#### Your goal
Each line of the listing must be transcribed exactly, except for the images, which should be excluded.

"""

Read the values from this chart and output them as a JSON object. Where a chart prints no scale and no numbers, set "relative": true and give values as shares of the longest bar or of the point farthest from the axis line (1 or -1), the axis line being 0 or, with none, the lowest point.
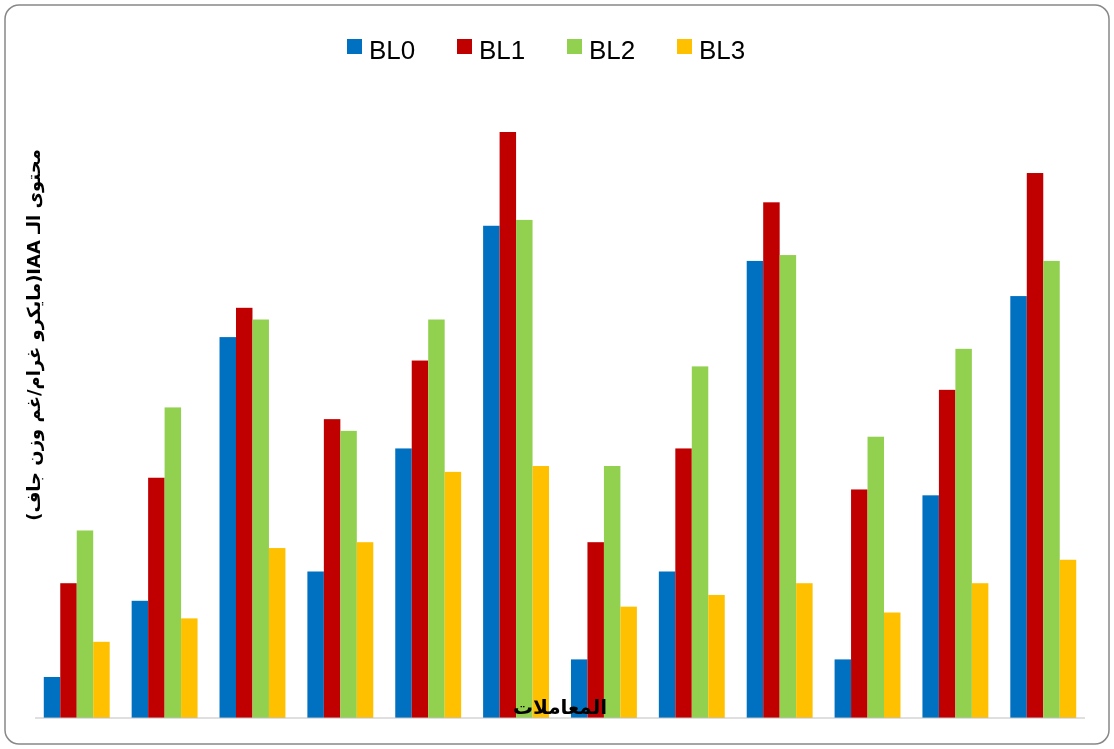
{
  "chart_data": {
    "type": "bar",
    "relative": true,
    "xlabel": "المعاملات",
    "ylabel": "محتوى الـ IAA(مايكرو غرام/غم وزن جاف)",
    "legend": "top",
    "categories": [
      null,
      null,
      null,
      null,
      null,
      null,
      null,
      null,
      null,
      null,
      null,
      null
    ],
    "series": [
      {
        "name": "BL0",
        "color": "#0070c0",
        "values": [
          0.07,
          0.2,
          0.65,
          0.25,
          0.46,
          0.84,
          0.1,
          0.25,
          0.78,
          0.1,
          0.38,
          0.72
        ]
      },
      {
        "name": "BL1",
        "color": "#c00000",
        "values": [
          0.23,
          0.41,
          0.7,
          0.51,
          0.61,
          1,
          0.3,
          0.46,
          0.88,
          0.39,
          0.56,
          0.93
        ]
      },
      {
        "name": "BL2",
        "color": "#92d050",
        "values": [
          0.32,
          0.53,
          0.68,
          0.49,
          0.68,
          0.85,
          0.43,
          0.6,
          0.79,
          0.48,
          0.63,
          0.78
        ]
      },
      {
        "name": "BL3",
        "color": "#ffc000",
        "values": [
          0.13,
          0.17,
          0.29,
          0.3,
          0.42,
          0.43,
          0.19,
          0.21,
          0.23,
          0.18,
          0.23,
          0.27
        ]
      }
    ]
  }
}
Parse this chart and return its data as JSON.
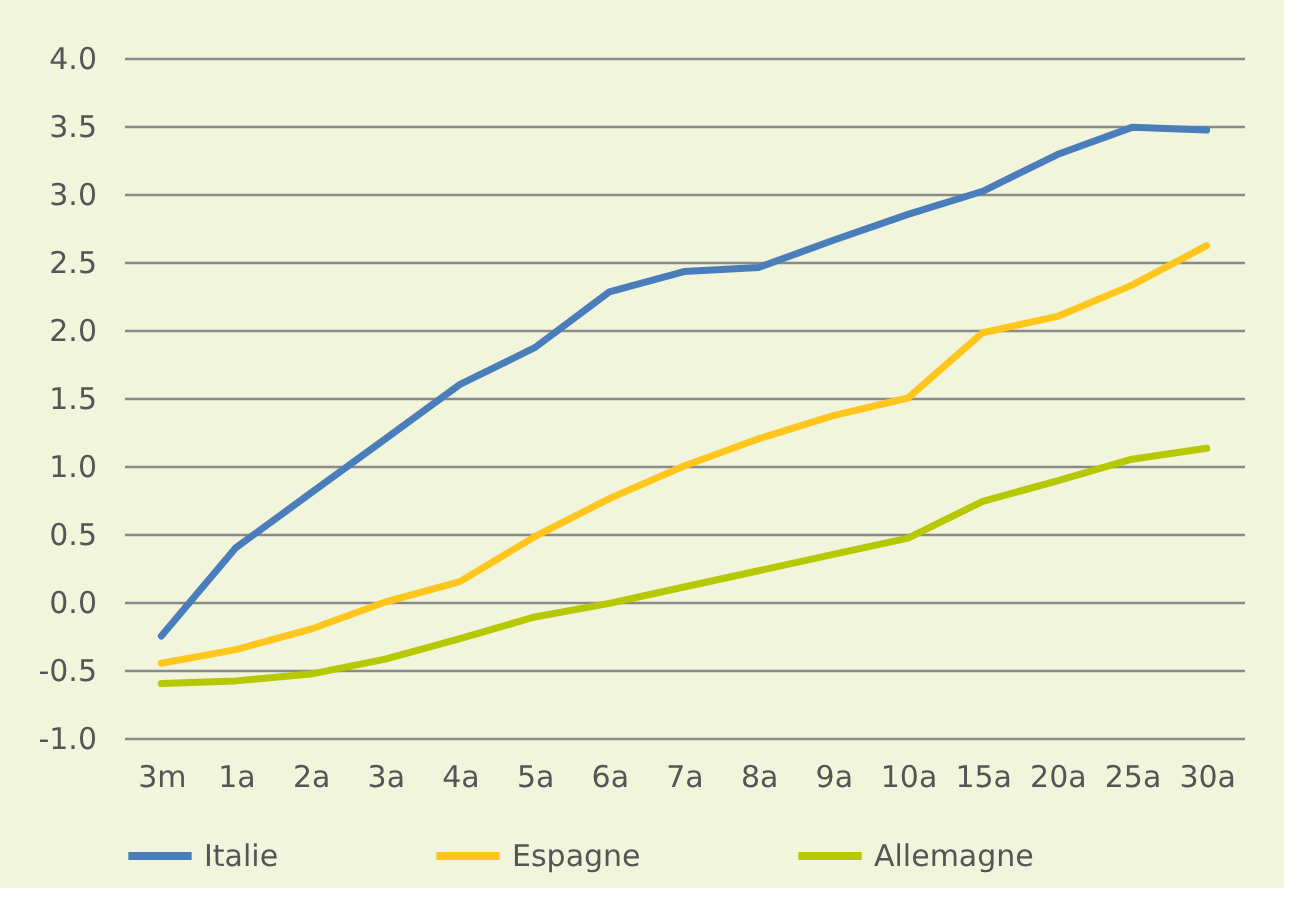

"""

#### Solution for this task
Read the values from this chart and output them as a JSON object. Where a chart prints no scale and no numbers, set "relative": true and give values as shares of the longest bar or of the point farthest from the axis line (1 or -1), the axis line being 0 or, with none, the lowest point.
{
  "chart_data": {
    "type": "bar",
    "relative": true,
    "xlabel": "المعاملات",
    "ylabel": "محتوى الـ IAA(مايكرو غرام/غم وزن جاف)",
    "legend": "top",
    "categories": [
      null,
      null,
      null,
      null,
      null,
      null,
      null,
      null,
      null,
      null,
      null,
      null
    ],
    "series": [
      {
        "name": "BL0",
        "color": "#0070c0",
        "values": [
          0.07,
          0.2,
          0.65,
          0.25,
          0.46,
          0.84,
          0.1,
          0.25,
          0.78,
          0.1,
          0.38,
          0.72
        ]
      },
      {
        "name": "BL1",
        "color": "#c00000",
        "values": [
          0.23,
          0.41,
          0.7,
          0.51,
          0.61,
          1,
          0.3,
          0.46,
          0.88,
          0.39,
          0.56,
          0.93
        ]
      },
      {
        "name": "BL2",
        "color": "#92d050",
        "values": [
          0.32,
          0.53,
          0.68,
          0.49,
          0.68,
          0.85,
          0.43,
          0.6,
          0.79,
          0.48,
          0.63,
          0.78
        ]
      },
      {
        "name": "BL3",
        "color": "#ffc000",
        "values": [
          0.13,
          0.17,
          0.29,
          0.3,
          0.42,
          0.43,
          0.19,
          0.21,
          0.23,
          0.18,
          0.23,
          0.27
        ]
      }
    ]
  }
}
Parse this chart and return its data as JSON.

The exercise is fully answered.